▶ **COSA FARE**
Rispondi a queste domande sull'estratto della pagina:
1. Quale condanna ha confermato la Cassazione?
2. In quale data e in quale località avvenne l'omicidio?
3. Quanti anni aveva la vittima?

▶ **ESTRATTO DELLA PAGINA**
▼▼▼
Roberta Siragusa "arsa viva" dal'ex che poi giocò alla PlayStation

Roberta Siragusa “arsa viva” dal suo carnefice che poi giocò alla PlayStation

Depositate le motivazioni della condanna

PALERMO – Tutti i motivi del ricorso contro la condanna sono stati giudicati inammissibili. La ricostruzione di primo e secondo grado era granitica e la Cassazione ha confermato la condanna all’ergastolo inflitta a Pietro Monreale per l’omicidio di Roberta Siragusa.

“Spirito possessivo”

La Prima sezione (presidente Giacomo Rocchi, relatore Gaetano Di Giuro) ha depositato la motivazione della sentenza dello scorso luglio. Morreale era accecato dalla gelosia. Il suo “spirito possessivo estremo” lo trasformò in un assassino capace di un omicidio crudele e premeditato.

“Capace di intendere e volere”

Secondo i supremi giudici, innanzitutto l’imputato “era pienamente capace di intendere e volere” quando la sera del 23 gennaio 2021 uccise Roberta a Caccamo, in provincia di Palermo. La vittima aveva 17 anni.

Non fu l’improvvisa conseguenza, come ha sostenuto la difesa, dello “stress psico-emotivo” dovuto al fatto di avere scoperto che l’ex fidanzata diciassettenne avesse una nuova relazione sentimentale. Lo sapeva da tempo.

Né la “confusione psicofisica” mostrata durante le detenzione in carcere può essere considerata la spia di un malessere che esisteva già al momento del delitto. Piuttosto è la “normale ansia” in cui piomba un giovane di 19 anni che si ritrova in carcere.

“Roberta Siragusa arsa viva”

Nel merito la difesa ha provato a smentire la tesi dell’omicidio, partendo dal drammatico video in cui si vede il corpo della povera Roberta prendere fuoco dopo essere stata cosparso di benzina. Secondo la difesa, non sarebbe “visibile la miccia ipotizzata dall’accusa percependosi soltanto l’esplosione della fiammata”.
▲▲▲
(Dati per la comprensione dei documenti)
▼▼▼
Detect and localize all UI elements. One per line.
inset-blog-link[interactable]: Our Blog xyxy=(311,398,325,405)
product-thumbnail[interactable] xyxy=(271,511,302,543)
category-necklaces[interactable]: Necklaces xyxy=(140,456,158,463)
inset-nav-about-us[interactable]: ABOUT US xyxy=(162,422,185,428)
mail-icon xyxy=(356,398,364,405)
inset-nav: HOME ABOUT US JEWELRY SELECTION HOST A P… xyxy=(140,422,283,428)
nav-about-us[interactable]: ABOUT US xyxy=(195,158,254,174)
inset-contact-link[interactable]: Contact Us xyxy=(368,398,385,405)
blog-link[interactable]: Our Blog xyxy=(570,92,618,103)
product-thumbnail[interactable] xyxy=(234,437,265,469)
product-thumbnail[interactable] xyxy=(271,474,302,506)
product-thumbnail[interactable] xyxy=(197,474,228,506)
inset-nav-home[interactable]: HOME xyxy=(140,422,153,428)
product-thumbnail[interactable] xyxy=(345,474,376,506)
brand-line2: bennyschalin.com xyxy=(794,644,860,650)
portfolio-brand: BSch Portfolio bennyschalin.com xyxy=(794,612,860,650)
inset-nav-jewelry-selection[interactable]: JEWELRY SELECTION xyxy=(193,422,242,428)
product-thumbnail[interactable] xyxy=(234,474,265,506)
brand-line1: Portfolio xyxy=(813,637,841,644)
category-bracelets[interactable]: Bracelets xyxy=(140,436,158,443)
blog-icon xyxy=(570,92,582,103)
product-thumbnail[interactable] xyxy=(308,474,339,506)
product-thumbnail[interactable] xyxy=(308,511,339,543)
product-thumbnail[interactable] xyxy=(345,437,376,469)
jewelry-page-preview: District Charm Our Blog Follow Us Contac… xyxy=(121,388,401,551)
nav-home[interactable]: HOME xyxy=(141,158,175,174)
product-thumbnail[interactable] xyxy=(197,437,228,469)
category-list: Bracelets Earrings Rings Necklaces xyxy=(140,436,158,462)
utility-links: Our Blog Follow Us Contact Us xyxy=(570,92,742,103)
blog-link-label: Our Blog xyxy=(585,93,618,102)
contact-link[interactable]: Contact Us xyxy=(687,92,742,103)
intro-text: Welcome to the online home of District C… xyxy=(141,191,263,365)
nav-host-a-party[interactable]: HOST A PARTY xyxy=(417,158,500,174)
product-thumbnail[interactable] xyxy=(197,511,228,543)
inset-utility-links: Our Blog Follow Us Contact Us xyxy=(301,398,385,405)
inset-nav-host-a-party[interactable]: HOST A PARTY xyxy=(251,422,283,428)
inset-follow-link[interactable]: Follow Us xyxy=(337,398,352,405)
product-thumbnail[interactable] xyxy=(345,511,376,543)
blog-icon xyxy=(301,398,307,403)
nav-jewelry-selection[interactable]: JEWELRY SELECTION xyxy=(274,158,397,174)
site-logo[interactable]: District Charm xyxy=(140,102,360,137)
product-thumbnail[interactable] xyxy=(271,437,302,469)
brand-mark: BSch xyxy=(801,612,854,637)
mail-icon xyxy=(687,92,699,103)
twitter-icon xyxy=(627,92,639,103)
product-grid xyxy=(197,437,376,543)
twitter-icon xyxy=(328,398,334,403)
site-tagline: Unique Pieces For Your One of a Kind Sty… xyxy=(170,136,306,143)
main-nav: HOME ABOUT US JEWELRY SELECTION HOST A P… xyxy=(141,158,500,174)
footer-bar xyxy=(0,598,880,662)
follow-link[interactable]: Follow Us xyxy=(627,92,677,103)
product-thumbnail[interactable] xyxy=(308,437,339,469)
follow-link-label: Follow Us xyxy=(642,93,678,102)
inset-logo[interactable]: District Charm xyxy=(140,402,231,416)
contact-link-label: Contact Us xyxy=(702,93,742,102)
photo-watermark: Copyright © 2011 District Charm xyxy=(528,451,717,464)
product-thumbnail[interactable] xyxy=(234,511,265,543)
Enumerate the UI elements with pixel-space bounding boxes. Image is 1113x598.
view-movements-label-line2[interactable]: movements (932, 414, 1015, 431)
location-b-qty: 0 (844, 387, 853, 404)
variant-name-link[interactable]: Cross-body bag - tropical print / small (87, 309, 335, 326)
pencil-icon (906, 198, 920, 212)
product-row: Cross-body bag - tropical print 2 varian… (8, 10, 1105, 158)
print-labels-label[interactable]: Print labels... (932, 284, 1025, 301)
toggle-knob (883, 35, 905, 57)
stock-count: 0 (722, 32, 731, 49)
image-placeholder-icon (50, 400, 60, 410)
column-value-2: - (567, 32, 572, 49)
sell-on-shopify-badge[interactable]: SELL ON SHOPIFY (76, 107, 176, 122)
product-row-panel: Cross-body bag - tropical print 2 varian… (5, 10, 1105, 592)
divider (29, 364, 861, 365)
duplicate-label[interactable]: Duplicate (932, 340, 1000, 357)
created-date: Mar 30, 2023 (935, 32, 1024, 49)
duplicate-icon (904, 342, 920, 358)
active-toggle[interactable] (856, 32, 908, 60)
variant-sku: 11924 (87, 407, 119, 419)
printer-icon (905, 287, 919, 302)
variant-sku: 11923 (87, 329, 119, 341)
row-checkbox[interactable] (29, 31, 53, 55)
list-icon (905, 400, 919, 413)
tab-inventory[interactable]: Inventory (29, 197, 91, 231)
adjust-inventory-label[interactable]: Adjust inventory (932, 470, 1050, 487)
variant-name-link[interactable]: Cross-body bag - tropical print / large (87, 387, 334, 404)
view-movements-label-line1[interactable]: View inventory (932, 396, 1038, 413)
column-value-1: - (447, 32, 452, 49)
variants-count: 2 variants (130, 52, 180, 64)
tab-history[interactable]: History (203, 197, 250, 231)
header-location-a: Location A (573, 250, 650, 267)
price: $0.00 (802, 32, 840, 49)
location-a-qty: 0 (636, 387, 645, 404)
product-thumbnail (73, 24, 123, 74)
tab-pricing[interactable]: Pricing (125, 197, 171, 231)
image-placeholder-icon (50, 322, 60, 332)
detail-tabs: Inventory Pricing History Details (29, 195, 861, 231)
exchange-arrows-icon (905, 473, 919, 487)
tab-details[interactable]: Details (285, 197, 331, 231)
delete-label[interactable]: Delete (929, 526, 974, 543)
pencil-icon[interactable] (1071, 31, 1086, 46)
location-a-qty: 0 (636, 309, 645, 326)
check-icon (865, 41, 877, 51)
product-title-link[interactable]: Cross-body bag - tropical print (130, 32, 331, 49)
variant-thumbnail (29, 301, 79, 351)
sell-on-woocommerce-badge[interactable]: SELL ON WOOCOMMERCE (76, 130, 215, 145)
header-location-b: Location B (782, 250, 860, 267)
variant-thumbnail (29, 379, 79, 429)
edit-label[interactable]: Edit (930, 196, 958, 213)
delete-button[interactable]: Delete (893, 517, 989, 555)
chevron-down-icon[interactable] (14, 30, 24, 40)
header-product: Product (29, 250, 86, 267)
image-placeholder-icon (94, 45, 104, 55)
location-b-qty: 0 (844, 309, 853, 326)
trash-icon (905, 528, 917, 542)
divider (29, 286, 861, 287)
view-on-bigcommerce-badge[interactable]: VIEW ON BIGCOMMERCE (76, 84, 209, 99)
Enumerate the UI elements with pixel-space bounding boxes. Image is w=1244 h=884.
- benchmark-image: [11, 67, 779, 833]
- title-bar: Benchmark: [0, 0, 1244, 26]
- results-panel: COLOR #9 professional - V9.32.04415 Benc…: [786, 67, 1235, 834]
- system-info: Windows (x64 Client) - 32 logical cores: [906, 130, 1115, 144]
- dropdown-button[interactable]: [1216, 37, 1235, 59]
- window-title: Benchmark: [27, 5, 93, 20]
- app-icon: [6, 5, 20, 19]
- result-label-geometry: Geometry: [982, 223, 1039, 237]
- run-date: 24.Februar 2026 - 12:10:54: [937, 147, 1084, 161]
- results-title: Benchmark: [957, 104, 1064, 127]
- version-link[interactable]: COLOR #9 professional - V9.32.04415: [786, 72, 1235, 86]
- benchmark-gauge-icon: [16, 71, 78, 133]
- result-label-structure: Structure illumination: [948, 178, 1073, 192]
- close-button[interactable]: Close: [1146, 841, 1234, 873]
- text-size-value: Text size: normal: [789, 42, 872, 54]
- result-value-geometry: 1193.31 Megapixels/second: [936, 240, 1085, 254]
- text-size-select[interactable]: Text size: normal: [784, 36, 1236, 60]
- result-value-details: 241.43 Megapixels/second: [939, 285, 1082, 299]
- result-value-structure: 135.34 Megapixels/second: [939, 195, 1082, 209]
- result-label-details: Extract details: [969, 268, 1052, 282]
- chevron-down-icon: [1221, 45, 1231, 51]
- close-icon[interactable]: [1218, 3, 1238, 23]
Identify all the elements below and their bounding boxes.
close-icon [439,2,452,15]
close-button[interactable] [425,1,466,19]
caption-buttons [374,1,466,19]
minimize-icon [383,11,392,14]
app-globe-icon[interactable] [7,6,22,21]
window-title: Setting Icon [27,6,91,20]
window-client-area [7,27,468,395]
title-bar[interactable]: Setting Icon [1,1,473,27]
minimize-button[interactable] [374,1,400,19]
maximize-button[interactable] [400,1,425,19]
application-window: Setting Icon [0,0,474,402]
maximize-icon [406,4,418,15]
▲▲▲
▶ **RISPOSTA**
1. La condanna all'ergastolo.
2. La sera del 23 gennaio 2021, a Caccamo, in provincia di Palermo.
3. 17 anni.